Task to carry out:
Give the material again in full, matching it exactly.

----- Material for this exercise

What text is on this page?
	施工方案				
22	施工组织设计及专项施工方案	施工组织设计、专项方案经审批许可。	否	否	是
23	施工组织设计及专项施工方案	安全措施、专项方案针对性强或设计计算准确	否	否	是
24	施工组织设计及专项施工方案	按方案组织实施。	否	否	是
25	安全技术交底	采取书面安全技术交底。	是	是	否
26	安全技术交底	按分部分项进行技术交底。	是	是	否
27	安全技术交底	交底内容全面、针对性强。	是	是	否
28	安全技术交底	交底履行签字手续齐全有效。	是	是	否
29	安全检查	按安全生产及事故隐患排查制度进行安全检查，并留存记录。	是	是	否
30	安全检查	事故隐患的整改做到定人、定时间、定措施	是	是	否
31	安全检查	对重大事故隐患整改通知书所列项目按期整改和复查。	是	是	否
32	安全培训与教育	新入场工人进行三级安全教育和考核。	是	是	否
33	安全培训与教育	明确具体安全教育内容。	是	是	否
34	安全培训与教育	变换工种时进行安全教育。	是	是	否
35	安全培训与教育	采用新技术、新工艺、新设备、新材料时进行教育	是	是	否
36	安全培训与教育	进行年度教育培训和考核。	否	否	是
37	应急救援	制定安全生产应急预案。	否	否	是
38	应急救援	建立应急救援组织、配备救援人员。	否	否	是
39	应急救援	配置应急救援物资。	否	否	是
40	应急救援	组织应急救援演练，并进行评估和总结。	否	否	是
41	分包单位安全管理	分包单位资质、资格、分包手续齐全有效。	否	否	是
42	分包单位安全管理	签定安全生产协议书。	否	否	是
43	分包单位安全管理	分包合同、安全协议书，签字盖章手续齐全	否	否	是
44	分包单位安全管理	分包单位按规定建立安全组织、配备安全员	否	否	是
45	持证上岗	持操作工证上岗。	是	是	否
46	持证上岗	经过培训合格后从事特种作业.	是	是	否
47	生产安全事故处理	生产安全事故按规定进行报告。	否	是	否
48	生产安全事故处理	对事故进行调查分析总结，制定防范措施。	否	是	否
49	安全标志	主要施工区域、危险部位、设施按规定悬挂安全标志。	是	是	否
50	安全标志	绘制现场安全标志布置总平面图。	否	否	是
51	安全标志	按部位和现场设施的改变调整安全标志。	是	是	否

----------

Expected answer:
What text is on this page?
	施工方案				
22	施工组织设计及专项施工方案	施工组织设计、专项方案经审批许可。	否	否	是
23	施工组织设计及专项施工方案	安全措施、专项方案针对性强或设计计算准确	否	否	是
24	施工组织设计及专项施工方案	按方案组织实施。	否	否	是
25	安全技术交底	采取书面安全技术交底。	是	是	否
26	安全技术交底	按分部分项进行技术交底。	是	是	否
27	安全技术交底	交底内容全面、针对性强。	是	是	否
28	安全技术交底	交底履行签字手续齐全有效。	是	是	否
29	安全检查	按安全生产及事故隐患排查制度进行安全检查，并留存记录。	是	是	否
30	安全检查	事故隐患的整改做到定人、定时间、定措施	是	是	否
31	安全检查	对重大事故隐患整改通知书所列项目按期整改和复查。	是	是	否
32	安全培训与教育	新入场工人进行三级安全教育和考核。	是	是	否
33	安全培训与教育	明确具体安全教育内容。	是	是	否
34	安全培训与教育	变换工种时进行安全教育。	是	是	否
35	安全培训与教育	采用新技术、新工艺、新设备、新材料时进行教育	是	是	否
36	安全培训与教育	进行年度教育培训和考核。	否	否	是
37	应急救援	制定安全生产应急预案。	否	否	是
38	应急救援	建立应急救援组织、配备救援人员。	否	否	是
39	应急救援	配置应急救援物资。	否	否	是
40	应急救援	组织应急救援演练，并进行评估和总结。	否	否	是
41	分包单位安全管理	分包单位资质、资格、分包手续齐全有效。	否	否	是
42	分包单位安全管理	签定安全生产协议书。	否	否	是
43	分包单位安全管理	分包合同、安全协议书，签字盖章手续齐全	否	否	是
44	分包单位安全管理	分包单位按规定建立安全组织、配备安全员	否	否	是
45	持证上岗	持操作工证上岗。	是	是	否
46	持证上岗	经过培训合格后从事特种作业.	是	是	否
47	生产安全事故处理	生产安全事故按规定进行报告。	否	是	否
48	生产安全事故处理	对事故进行调查分析总结，制定防范措施。	否	是	否
49	安全标志	主要施工区域、危险部位、设施按规定悬挂安全标志。	是	是	否
50	安全标志	绘制现场安全标志布置总平面图。	否	否	是
51	安全标志	按部位和现场设施的改变调整安全标志。	是	是	否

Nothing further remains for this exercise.